What to work on »
Retype each entry below exactly as it stands.

Items »
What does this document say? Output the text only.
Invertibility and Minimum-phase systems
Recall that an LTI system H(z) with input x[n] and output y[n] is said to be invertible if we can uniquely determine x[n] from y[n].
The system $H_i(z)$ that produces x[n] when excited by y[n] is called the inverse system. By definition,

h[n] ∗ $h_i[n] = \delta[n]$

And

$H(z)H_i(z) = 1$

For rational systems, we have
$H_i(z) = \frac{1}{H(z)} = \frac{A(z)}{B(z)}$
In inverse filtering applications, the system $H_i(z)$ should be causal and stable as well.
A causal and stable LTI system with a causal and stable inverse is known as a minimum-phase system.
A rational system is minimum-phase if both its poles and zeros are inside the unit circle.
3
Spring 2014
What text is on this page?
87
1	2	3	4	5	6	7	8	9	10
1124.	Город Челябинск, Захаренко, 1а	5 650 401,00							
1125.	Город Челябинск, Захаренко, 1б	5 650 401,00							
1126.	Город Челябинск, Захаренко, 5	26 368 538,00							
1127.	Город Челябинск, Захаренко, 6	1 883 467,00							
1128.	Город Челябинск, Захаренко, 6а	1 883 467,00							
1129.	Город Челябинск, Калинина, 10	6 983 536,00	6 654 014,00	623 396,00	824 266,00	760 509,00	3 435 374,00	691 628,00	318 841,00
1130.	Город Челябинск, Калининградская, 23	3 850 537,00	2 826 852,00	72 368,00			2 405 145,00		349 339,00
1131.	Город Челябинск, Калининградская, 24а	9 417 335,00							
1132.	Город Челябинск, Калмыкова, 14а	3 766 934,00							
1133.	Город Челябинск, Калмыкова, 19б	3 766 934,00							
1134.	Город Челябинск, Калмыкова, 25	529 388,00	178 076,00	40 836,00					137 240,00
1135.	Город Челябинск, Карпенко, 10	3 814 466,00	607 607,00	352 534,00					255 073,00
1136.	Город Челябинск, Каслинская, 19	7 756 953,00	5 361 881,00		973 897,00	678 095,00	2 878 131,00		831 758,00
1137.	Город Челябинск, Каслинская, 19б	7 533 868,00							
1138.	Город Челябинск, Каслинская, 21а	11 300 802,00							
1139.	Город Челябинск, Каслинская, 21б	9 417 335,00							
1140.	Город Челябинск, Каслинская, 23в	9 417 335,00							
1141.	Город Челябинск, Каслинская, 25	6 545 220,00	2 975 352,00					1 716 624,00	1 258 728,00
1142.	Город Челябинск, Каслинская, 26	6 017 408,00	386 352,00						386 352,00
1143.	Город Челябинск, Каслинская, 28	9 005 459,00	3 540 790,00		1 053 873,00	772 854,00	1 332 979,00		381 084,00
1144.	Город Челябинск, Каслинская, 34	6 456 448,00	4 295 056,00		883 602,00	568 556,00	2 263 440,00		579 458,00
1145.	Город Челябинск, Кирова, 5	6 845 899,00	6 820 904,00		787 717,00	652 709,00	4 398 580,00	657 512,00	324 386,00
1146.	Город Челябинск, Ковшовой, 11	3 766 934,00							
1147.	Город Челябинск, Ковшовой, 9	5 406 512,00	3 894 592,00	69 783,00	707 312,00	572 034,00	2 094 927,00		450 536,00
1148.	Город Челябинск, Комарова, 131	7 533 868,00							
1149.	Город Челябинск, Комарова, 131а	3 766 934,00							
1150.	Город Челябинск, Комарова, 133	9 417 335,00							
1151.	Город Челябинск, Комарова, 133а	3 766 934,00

Written response »
What does this document say? Output the text only.
Invertibility and Minimum-phase systems
Recall that an LTI system H(z) with input x[n] and output y[n] is said to be invertible if we can uniquely determine x[n] from y[n].
The system $H_i(z)$ that produces x[n] when excited by y[n] is called the inverse system. By definition,

h[n] ∗ $h_i[n] = \delta[n]$

And

$H(z)H_i(z) = 1$

For rational systems, we have
$H_i(z) = \frac{1}{H(z)} = \frac{A(z)}{B(z)}$
In inverse filtering applications, the system $H_i(z)$ should be causal and stable as well.
A causal and stable LTI system with a causal and stable inverse is known as a minimum-phase system.
A rational system is minimum-phase if both its poles and zeros are inside the unit circle.
3
Spring 2014
What text is on this page?
87
1	2	3	4	5	6	7	8	9	10
1124.	Город Челябинск, Захаренко, 1а	5 650 401,00							
1125.	Город Челябинск, Захаренко, 1б	5 650 401,00							
1126.	Город Челябинск, Захаренко, 5	26 368 538,00							
1127.	Город Челябинск, Захаренко, 6	1 883 467,00							
1128.	Город Челябинск, Захаренко, 6а	1 883 467,00							
1129.	Город Челябинск, Калинина, 10	6 983 536,00	6 654 014,00	623 396,00	824 266,00	760 509,00	3 435 374,00	691 628,00	318 841,00
1130.	Город Челябинск, Калининградская, 23	3 850 537,00	2 826 852,00	72 368,00			2 405 145,00		349 339,00
1131.	Город Челябинск, Калининградская, 24а	9 417 335,00							
1132.	Город Челябинск, Калмыкова, 14а	3 766 934,00							
1133.	Город Челябинск, Калмыкова, 19б	3 766 934,00							
1134.	Город Челябинск, Калмыкова, 25	529 388,00	178 076,00	40 836,00					137 240,00
1135.	Город Челябинск, Карпенко, 10	3 814 466,00	607 607,00	352 534,00					255 073,00
1136.	Город Челябинск, Каслинская, 19	7 756 953,00	5 361 881,00		973 897,00	678 095,00	2 878 131,00		831 758,00
1137.	Город Челябинск, Каслинская, 19б	7 533 868,00							
1138.	Город Челябинск, Каслинская, 21а	11 300 802,00							
1139.	Город Челябинск, Каслинская, 21б	9 417 335,00							
1140.	Город Челябинск, Каслинская, 23в	9 417 335,00							
1141.	Город Челябинск, Каслинская, 25	6 545 220,00	2 975 352,00					1 716 624,00	1 258 728,00
1142.	Город Челябинск, Каслинская, 26	6 017 408,00	386 352,00						386 352,00
1143.	Город Челябинск, Каслинская, 28	9 005 459,00	3 540 790,00		1 053 873,00	772 854,00	1 332 979,00		381 084,00
1144.	Город Челябинск, Каслинская, 34	6 456 448,00	4 295 056,00		883 602,00	568 556,00	2 263 440,00		579 458,00
1145.	Город Челябинск, Кирова, 5	6 845 899,00	6 820 904,00		787 717,00	652 709,00	4 398 580,00	657 512,00	324 386,00
1146.	Город Челябинск, Ковшовой, 11	3 766 934,00							
1147.	Город Челябинск, Ковшовой, 9	5 406 512,00	3 894 592,00	69 783,00	707 312,00	572 034,00	2 094 927,00		450 536,00
1148.	Город Челябинск, Комарова, 131	7 533 868,00							
1149.	Город Челябинск, Комарова, 131а	3 766 934,00							
1150.	Город Челябинск, Комарова, 133	9 417 335,00							
1151.	Город Челябинск, Комарова, 133а	3 766 934,00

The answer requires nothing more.